--- begin ---
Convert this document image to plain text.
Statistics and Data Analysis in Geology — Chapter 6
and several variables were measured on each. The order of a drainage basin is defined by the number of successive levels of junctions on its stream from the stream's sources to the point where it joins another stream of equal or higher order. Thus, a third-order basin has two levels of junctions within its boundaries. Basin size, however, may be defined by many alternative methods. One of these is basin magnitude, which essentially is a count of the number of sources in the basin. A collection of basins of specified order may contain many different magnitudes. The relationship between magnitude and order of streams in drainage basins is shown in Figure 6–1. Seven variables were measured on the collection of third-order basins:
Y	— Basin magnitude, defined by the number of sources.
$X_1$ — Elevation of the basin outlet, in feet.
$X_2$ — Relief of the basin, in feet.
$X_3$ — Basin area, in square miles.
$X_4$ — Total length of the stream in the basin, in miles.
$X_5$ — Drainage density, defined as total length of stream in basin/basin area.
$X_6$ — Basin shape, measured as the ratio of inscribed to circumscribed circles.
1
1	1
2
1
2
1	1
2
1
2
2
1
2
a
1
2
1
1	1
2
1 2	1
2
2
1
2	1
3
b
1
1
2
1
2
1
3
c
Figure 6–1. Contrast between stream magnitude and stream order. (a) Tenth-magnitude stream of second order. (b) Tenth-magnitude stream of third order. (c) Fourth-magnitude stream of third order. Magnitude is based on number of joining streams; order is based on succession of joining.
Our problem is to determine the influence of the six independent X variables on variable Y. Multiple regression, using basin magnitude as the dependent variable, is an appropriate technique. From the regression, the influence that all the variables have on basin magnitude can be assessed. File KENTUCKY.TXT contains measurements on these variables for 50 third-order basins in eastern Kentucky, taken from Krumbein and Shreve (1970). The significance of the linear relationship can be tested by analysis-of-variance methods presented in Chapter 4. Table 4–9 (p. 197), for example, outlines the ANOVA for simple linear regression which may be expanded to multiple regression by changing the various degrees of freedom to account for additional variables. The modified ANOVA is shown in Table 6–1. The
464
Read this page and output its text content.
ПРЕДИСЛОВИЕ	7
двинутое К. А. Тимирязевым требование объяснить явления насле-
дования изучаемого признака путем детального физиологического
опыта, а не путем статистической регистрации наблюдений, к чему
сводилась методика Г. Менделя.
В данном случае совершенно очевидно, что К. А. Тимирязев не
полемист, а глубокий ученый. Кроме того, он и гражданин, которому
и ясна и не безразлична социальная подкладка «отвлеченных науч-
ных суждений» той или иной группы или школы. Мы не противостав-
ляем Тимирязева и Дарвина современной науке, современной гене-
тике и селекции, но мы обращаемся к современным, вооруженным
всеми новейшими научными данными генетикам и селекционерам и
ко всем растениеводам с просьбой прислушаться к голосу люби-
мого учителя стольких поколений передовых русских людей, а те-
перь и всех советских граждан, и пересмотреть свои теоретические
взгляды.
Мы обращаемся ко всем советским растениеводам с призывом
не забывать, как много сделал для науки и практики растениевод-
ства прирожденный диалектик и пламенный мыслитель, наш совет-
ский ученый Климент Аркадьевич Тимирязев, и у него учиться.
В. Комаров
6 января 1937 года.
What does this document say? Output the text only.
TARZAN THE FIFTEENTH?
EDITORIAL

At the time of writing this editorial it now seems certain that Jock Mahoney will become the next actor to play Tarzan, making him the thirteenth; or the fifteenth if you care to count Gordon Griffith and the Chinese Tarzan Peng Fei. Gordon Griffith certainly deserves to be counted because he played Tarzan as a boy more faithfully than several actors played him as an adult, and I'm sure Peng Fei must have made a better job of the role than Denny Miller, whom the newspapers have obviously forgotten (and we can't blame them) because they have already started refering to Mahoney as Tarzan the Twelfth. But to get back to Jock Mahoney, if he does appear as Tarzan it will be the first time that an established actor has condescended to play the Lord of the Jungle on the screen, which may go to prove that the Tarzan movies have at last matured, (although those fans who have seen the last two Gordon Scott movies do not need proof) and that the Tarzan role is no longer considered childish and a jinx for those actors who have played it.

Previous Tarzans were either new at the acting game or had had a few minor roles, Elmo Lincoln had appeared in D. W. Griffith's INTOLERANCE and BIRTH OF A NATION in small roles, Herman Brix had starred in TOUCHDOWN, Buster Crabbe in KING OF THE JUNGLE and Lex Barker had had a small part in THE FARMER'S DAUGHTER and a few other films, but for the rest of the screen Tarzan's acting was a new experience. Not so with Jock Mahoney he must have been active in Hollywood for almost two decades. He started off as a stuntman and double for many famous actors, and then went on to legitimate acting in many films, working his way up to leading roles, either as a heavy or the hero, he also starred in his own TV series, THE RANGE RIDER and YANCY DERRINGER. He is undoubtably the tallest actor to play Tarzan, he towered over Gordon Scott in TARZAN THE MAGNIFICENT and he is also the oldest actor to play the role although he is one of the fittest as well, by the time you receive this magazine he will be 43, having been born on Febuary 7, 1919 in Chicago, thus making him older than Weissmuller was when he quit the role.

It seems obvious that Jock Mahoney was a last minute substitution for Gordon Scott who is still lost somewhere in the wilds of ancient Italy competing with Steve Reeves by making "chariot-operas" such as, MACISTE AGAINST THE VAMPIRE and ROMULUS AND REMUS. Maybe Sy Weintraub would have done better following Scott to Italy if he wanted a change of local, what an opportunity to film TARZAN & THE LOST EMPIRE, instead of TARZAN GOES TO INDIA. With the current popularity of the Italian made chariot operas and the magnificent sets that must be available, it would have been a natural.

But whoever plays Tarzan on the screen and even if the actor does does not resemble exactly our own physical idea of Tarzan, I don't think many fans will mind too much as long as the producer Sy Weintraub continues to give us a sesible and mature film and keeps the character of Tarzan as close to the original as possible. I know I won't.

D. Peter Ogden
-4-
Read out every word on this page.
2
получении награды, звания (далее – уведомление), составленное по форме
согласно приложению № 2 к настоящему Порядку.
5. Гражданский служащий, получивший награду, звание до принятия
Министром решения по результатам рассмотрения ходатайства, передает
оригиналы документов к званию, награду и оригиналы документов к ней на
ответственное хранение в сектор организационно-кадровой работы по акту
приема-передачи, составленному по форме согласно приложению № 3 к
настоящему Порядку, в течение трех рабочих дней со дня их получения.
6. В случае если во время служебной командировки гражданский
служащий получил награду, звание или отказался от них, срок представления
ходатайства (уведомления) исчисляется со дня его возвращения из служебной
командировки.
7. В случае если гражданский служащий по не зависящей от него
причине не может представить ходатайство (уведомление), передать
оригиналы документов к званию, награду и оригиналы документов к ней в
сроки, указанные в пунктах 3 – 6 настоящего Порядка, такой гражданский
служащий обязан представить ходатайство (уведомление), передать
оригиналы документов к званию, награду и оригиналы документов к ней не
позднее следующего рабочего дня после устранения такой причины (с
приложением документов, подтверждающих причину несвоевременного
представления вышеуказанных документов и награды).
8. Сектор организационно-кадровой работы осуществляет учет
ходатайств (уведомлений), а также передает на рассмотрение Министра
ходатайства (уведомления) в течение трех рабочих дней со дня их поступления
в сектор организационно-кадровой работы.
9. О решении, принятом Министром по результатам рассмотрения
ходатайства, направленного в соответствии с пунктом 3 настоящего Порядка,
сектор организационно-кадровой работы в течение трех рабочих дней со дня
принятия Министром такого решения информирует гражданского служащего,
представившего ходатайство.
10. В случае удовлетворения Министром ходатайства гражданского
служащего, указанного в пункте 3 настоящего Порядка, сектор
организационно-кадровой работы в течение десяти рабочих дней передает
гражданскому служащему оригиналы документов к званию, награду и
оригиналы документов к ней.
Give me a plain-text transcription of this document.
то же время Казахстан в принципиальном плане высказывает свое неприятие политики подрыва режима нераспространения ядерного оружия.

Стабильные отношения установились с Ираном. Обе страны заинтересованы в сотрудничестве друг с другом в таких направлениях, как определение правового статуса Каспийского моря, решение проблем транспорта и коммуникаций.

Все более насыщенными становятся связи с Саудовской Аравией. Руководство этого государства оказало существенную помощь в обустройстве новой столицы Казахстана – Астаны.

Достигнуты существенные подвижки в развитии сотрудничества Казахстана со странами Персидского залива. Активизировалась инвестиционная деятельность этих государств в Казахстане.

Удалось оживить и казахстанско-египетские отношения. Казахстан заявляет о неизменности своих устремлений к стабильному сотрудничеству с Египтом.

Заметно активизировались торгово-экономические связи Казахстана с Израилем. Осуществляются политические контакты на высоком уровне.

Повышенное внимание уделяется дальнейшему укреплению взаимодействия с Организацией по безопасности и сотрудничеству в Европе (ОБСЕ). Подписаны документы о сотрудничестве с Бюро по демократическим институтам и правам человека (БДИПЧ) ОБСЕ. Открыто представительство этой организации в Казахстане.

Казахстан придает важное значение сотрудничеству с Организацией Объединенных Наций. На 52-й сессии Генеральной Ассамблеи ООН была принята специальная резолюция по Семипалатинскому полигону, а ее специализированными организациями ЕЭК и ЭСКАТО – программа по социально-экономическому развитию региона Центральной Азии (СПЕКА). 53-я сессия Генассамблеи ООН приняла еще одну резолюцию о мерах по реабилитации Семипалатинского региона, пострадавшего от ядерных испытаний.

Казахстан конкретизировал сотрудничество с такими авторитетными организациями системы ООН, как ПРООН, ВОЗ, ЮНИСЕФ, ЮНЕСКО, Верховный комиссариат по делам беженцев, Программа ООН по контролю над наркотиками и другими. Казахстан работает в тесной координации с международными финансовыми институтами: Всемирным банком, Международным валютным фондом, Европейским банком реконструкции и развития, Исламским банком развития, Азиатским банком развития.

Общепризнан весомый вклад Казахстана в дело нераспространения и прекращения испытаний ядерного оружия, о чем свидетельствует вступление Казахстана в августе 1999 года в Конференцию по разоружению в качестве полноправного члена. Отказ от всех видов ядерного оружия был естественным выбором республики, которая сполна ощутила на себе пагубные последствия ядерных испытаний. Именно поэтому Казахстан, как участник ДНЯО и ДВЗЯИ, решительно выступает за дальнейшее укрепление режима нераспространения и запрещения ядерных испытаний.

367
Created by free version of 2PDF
--- end ---
▶ [WRITTEN TASK] Establish how many lines of the material above hold the word "document". Nothing but the count should be returned.

▶ [SOLVED PROBLEM] 3